EXERCISE DETAILS ->
Do not include the pictures; repeat the rest of the data exactly.

SUPPLIED MATERIAL ->
◆ ◆ ◆ ◆ ◆

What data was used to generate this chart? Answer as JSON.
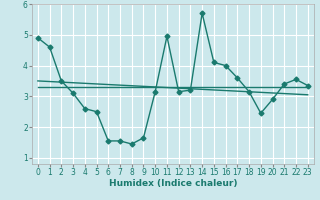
{
  "xlabel": "Humidex (Indice chaleur)",
  "background_color": "#cce8ec",
  "grid_color": "#ffffff",
  "line_color": "#1a7a6e",
  "xlim": [
    -0.5,
    23.5
  ],
  "ylim": [
    0.8,
    6.0
  ],
  "xticks": [
    0,
    1,
    2,
    3,
    4,
    5,
    6,
    7,
    8,
    9,
    10,
    11,
    12,
    13,
    14,
    15,
    16,
    17,
    18,
    19,
    20,
    21,
    22,
    23
  ],
  "yticks": [
    1,
    2,
    3,
    4,
    5,
    6
  ],
  "line1_x": [
    0,
    1,
    2,
    3,
    4,
    5,
    6,
    7,
    8,
    9,
    10,
    11,
    12,
    13,
    14,
    15,
    16,
    17,
    18,
    19,
    20,
    21,
    22,
    23
  ],
  "line1_y": [
    4.9,
    4.6,
    3.5,
    3.1,
    2.6,
    2.5,
    1.55,
    1.55,
    1.45,
    1.65,
    3.15,
    4.95,
    3.15,
    3.2,
    5.7,
    4.1,
    4.0,
    3.6,
    3.15,
    2.45,
    2.9,
    3.4,
    3.55,
    3.35
  ],
  "line2_x": [
    0,
    23
  ],
  "line2_y": [
    3.5,
    3.05
  ],
  "line3_x": [
    0,
    23
  ],
  "line3_y": [
    3.3,
    3.3
  ],
  "marker_size": 2.5,
  "line_width": 1.0,
  "axis_fontsize": 6.5,
  "tick_fontsize": 5.5
}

◆ ◆ ◆ ◆ ◆

RESPONSE FOR THIS EXERCISE ->
What data was used to generate this chart? Answer as JSON.
{
  "xlabel": "Humidex (Indice chaleur)",
  "background_color": "#cce8ec",
  "grid_color": "#ffffff",
  "line_color": "#1a7a6e",
  "xlim": [
    -0.5,
    23.5
  ],
  "ylim": [
    0.8,
    6.0
  ],
  "xticks": [
    0,
    1,
    2,
    3,
    4,
    5,
    6,
    7,
    8,
    9,
    10,
    11,
    12,
    13,
    14,
    15,
    16,
    17,
    18,
    19,
    20,
    21,
    22,
    23
  ],
  "yticks": [
    1,
    2,
    3,
    4,
    5,
    6
  ],
  "line1_x": [
    0,
    1,
    2,
    3,
    4,
    5,
    6,
    7,
    8,
    9,
    10,
    11,
    12,
    13,
    14,
    15,
    16,
    17,
    18,
    19,
    20,
    21,
    22,
    23
  ],
  "line1_y": [
    4.9,
    4.6,
    3.5,
    3.1,
    2.6,
    2.5,
    1.55,
    1.55,
    1.45,
    1.65,
    3.15,
    4.95,
    3.15,
    3.2,
    5.7,
    4.1,
    4.0,
    3.6,
    3.15,
    2.45,
    2.9,
    3.4,
    3.55,
    3.35
  ],
  "line2_x": [
    0,
    23
  ],
  "line2_y": [
    3.5,
    3.05
  ],
  "line3_x": [
    0,
    23
  ],
  "line3_y": [
    3.3,
    3.3
  ],
  "marker_size": 2.5,
  "line_width": 1.0,
  "axis_fontsize": 6.5,
  "tick_fontsize": 5.5
}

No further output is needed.